## WHAT YOU ARE ASKED TO DO
Make an exact copy of the lines, leaving the pictures out.

## ENTRIES SUPPLIED
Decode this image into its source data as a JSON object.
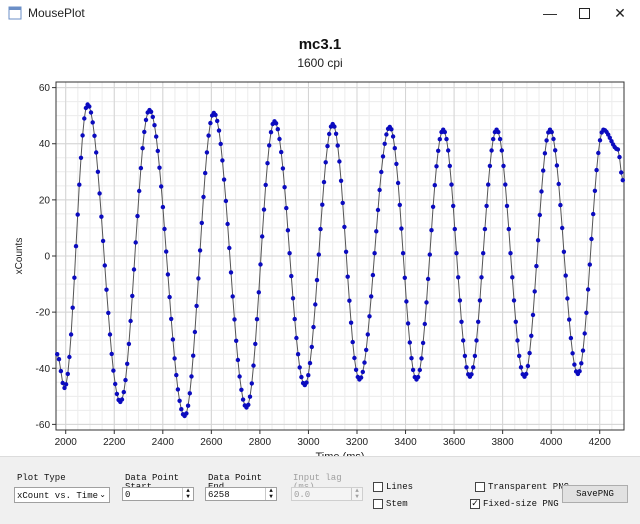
{
  "window": {
    "title": "MousePlot"
  },
  "chart_data": {
    "type": "scatter",
    "title": "mc3.1",
    "subtitle": "1600 cpi",
    "xlabel": "Time (ms)",
    "ylabel": "xCounts",
    "xlim": [
      1960,
      4300
    ],
    "ylim": [
      -62,
      62
    ],
    "xticks": [
      2000,
      2200,
      2400,
      2600,
      2800,
      3000,
      3200,
      3400,
      3600,
      3800,
      4000,
      4200
    ],
    "yticks": [
      60,
      40,
      20,
      0,
      -20,
      -40,
      -60
    ],
    "grid": true,
    "series": [
      {
        "style": "line+markers",
        "color": "#0b0bbf",
        "peaks": [
          {
            "x": 1965,
            "y": -35
          },
          {
            "x": 1995,
            "y": -47
          },
          {
            "x": 2090,
            "y": 54
          },
          {
            "x": 2225,
            "y": -52
          },
          {
            "x": 2345,
            "y": 52
          },
          {
            "x": 2490,
            "y": -57
          },
          {
            "x": 2610,
            "y": 51
          },
          {
            "x": 2745,
            "y": -54
          },
          {
            "x": 2860,
            "y": 48
          },
          {
            "x": 2985,
            "y": -46
          },
          {
            "x": 3100,
            "y": 47
          },
          {
            "x": 3210,
            "y": -44
          },
          {
            "x": 3335,
            "y": 46
          },
          {
            "x": 3445,
            "y": -44
          },
          {
            "x": 3555,
            "y": 45
          },
          {
            "x": 3665,
            "y": -43
          },
          {
            "x": 3775,
            "y": 45
          },
          {
            "x": 3890,
            "y": -43
          },
          {
            "x": 3995,
            "y": 45
          },
          {
            "x": 4110,
            "y": -42
          },
          {
            "x": 4215,
            "y": 45
          },
          {
            "x": 4275,
            "y": 38
          },
          {
            "x": 4295,
            "y": 27
          }
        ]
      }
    ]
  },
  "controls": {
    "plot_type": {
      "label": "Plot Type",
      "value": "xCount vs. Time"
    },
    "dp_start": {
      "label1": "Data Point",
      "label2": "Start",
      "value": "0"
    },
    "dp_end": {
      "label1": "Data Point",
      "label2": "End",
      "value": "6258"
    },
    "input_lag": {
      "label1": "Input lag",
      "label2": "(ms)",
      "value": "0.0"
    },
    "lines": {
      "label": "Lines",
      "checked": false
    },
    "stem": {
      "label": "Stem",
      "checked": false
    },
    "transparent_png": {
      "label": "Transparent PNG",
      "checked": false
    },
    "fixed_png": {
      "label": "Fixed-size PNG",
      "checked": true
    },
    "save_png": {
      "label": "SavePNG"
    }
  }
}
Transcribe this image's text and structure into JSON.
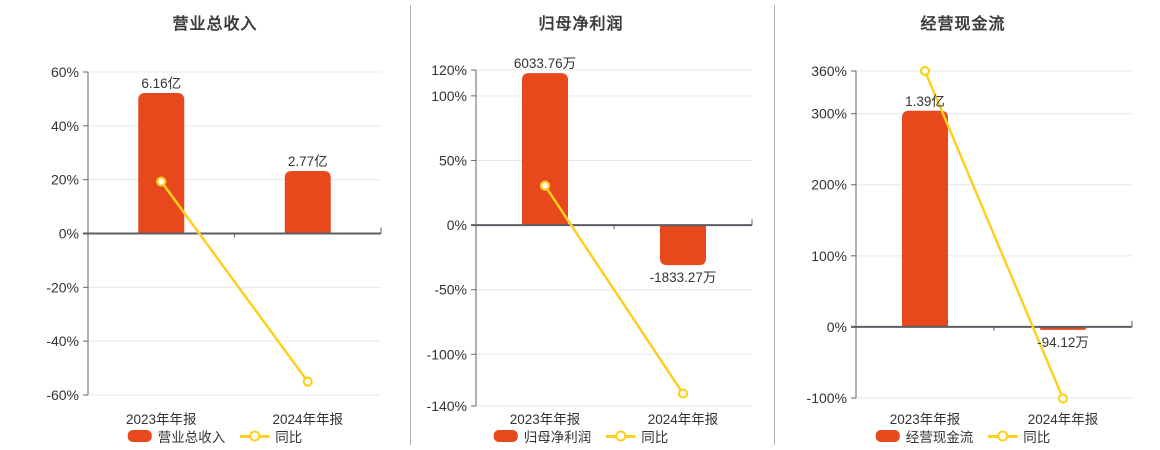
{
  "colors": {
    "bar": "#e7491d",
    "line": "#fcd01e",
    "grid": "#e3e8f3",
    "axis": "#666666",
    "zero_axis": "#5d5d66",
    "text": "#333333",
    "title": "#3b3b3b",
    "divider": "#b3b3b3",
    "background": "#ffffff"
  },
  "chart_data": [
    {
      "type": "bar+line",
      "title": "营业总收入",
      "categories": [
        "2023年年报",
        "2024年年报"
      ],
      "bar_series": {
        "name": "营业总收入",
        "value_labels": [
          "6.16亿",
          "2.77亿"
        ],
        "plotted_pct": [
          52.2,
          23.2
        ]
      },
      "line_series": {
        "name": "同比",
        "values_pct": [
          19.3,
          -55.03
        ]
      },
      "y_ticks_pct": [
        60,
        40,
        20,
        0,
        -20,
        -40,
        -60
      ],
      "y_range_pct": [
        -60,
        60
      ],
      "legend_position": "bottom",
      "grid": true
    },
    {
      "type": "bar+line",
      "title": "归母净利润",
      "categories": [
        "2023年年报",
        "2024年年报"
      ],
      "bar_series": {
        "name": "归母净利润",
        "value_labels": [
          "6033.76万",
          "-1833.27万"
        ],
        "plotted_pct": [
          117.6,
          -31
        ]
      },
      "line_series": {
        "name": "同比",
        "values_pct": [
          30.5,
          -130.38
        ]
      },
      "y_ticks_pct": [
        120,
        100,
        50,
        0,
        -50,
        -100,
        -140
      ],
      "y_range_pct": [
        -140,
        120
      ],
      "legend_position": "bottom",
      "grid": true
    },
    {
      "type": "bar+line",
      "title": "经营现金流",
      "categories": [
        "2023年年报",
        "2024年年报"
      ],
      "bar_series": {
        "name": "经营现金流",
        "value_labels": [
          "1.39亿",
          "-94.12万"
        ],
        "plotted_pct": [
          304,
          -0.68
        ]
      },
      "line_series": {
        "name": "同比",
        "values_pct": [
          360,
          -100.68
        ]
      },
      "y_ticks_pct": [
        360,
        300,
        200,
        100,
        0,
        -100
      ],
      "y_range_pct": [
        -100,
        360
      ],
      "legend_position": "bottom",
      "grid": true
    }
  ]
}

## SOLUTION FOR THIS EXERCISE
Decode this image into its source data as a JSON object.
{
  "window": {
    "title": "MousePlot"
  },
  "chart_data": {
    "type": "scatter",
    "title": "mc3.1",
    "subtitle": "1600 cpi",
    "xlabel": "Time (ms)",
    "ylabel": "xCounts",
    "xlim": [
      1960,
      4300
    ],
    "ylim": [
      -62,
      62
    ],
    "xticks": [
      2000,
      2200,
      2400,
      2600,
      2800,
      3000,
      3200,
      3400,
      3600,
      3800,
      4000,
      4200
    ],
    "yticks": [
      60,
      40,
      20,
      0,
      -20,
      -40,
      -60
    ],
    "grid": true,
    "series": [
      {
        "style": "line+markers",
        "color": "#0b0bbf",
        "peaks": [
          {
            "x": 1965,
            "y": -35
          },
          {
            "x": 1995,
            "y": -47
          },
          {
            "x": 2090,
            "y": 54
          },
          {
            "x": 2225,
            "y": -52
          },
          {
            "x": 2345,
            "y": 52
          },
          {
            "x": 2490,
            "y": -57
          },
          {
            "x": 2610,
            "y": 51
          },
          {
            "x": 2745,
            "y": -54
          },
          {
            "x": 2860,
            "y": 48
          },
          {
            "x": 2985,
            "y": -46
          },
          {
            "x": 3100,
            "y": 47
          },
          {
            "x": 3210,
            "y": -44
          },
          {
            "x": 3335,
            "y": 46
          },
          {
            "x": 3445,
            "y": -44
          },
          {
            "x": 3555,
            "y": 45
          },
          {
            "x": 3665,
            "y": -43
          },
          {
            "x": 3775,
            "y": 45
          },
          {
            "x": 3890,
            "y": -43
          },
          {
            "x": 3995,
            "y": 45
          },
          {
            "x": 4110,
            "y": -42
          },
          {
            "x": 4215,
            "y": 45
          },
          {
            "x": 4275,
            "y": 38
          },
          {
            "x": 4295,
            "y": 27
          }
        ]
      }
    ]
  },
  "controls": {
    "plot_type": {
      "label": "Plot Type",
      "value": "xCount vs. Time"
    },
    "dp_start": {
      "label1": "Data Point",
      "label2": "Start",
      "value": "0"
    },
    "dp_end": {
      "label1": "Data Point",
      "label2": "End",
      "value": "6258"
    },
    "input_lag": {
      "label1": "Input lag",
      "label2": "(ms)",
      "value": "0.0"
    },
    "lines": {
      "label": "Lines",
      "checked": false
    },
    "stem": {
      "label": "Stem",
      "checked": false
    },
    "transparent_png": {
      "label": "Transparent PNG",
      "checked": false
    },
    "fixed_png": {
      "label": "Fixed-size PNG",
      "checked": true
    },
    "save_png": {
      "label": "SavePNG"
    }
  }
}
Transcribe this image's text and structure into JSON.
{
  "colors": {
    "bar": "#e7491d",
    "line": "#fcd01e",
    "grid": "#e3e8f3",
    "axis": "#666666",
    "zero_axis": "#5d5d66",
    "text": "#333333",
    "title": "#3b3b3b",
    "divider": "#b3b3b3",
    "background": "#ffffff"
  },
  "chart_data": [
    {
      "type": "bar+line",
      "title": "营业总收入",
      "categories": [
        "2023年年报",
        "2024年年报"
      ],
      "bar_series": {
        "name": "营业总收入",
        "value_labels": [
          "6.16亿",
          "2.77亿"
        ],
        "plotted_pct": [
          52.2,
          23.2
        ]
      },
      "line_series": {
        "name": "同比",
        "values_pct": [
          19.3,
          -55.03
        ]
      },
      "y_ticks_pct": [
        60,
        40,
        20,
        0,
        -20,
        -40,
        -60
      ],
      "y_range_pct": [
        -60,
        60
      ],
      "legend_position": "bottom",
      "grid": true
    },
    {
      "type": "bar+line",
      "title": "归母净利润",
      "categories": [
        "2023年年报",
        "2024年年报"
      ],
      "bar_series": {
        "name": "归母净利润",
        "value_labels": [
          "6033.76万",
          "-1833.27万"
        ],
        "plotted_pct": [
          117.6,
          -31
        ]
      },
      "line_series": {
        "name": "同比",
        "values_pct": [
          30.5,
          -130.38
        ]
      },
      "y_ticks_pct": [
        120,
        100,
        50,
        0,
        -50,
        -100,
        -140
      ],
      "y_range_pct": [
        -140,
        120
      ],
      "legend_position": "bottom",
      "grid": true
    },
    {
      "type": "bar+line",
      "title": "经营现金流",
      "categories": [
        "2023年年报",
        "2024年年报"
      ],
      "bar_series": {
        "name": "经营现金流",
        "value_labels": [
          "1.39亿",
          "-94.12万"
        ],
        "plotted_pct": [
          304,
          -0.68
        ]
      },
      "line_series": {
        "name": "同比",
        "values_pct": [
          360,
          -100.68
        ]
      },
      "y_ticks_pct": [
        360,
        300,
        200,
        100,
        0,
        -100
      ],
      "y_range_pct": [
        -100,
        360
      ],
      "legend_position": "bottom",
      "grid": true
    }
  ]
}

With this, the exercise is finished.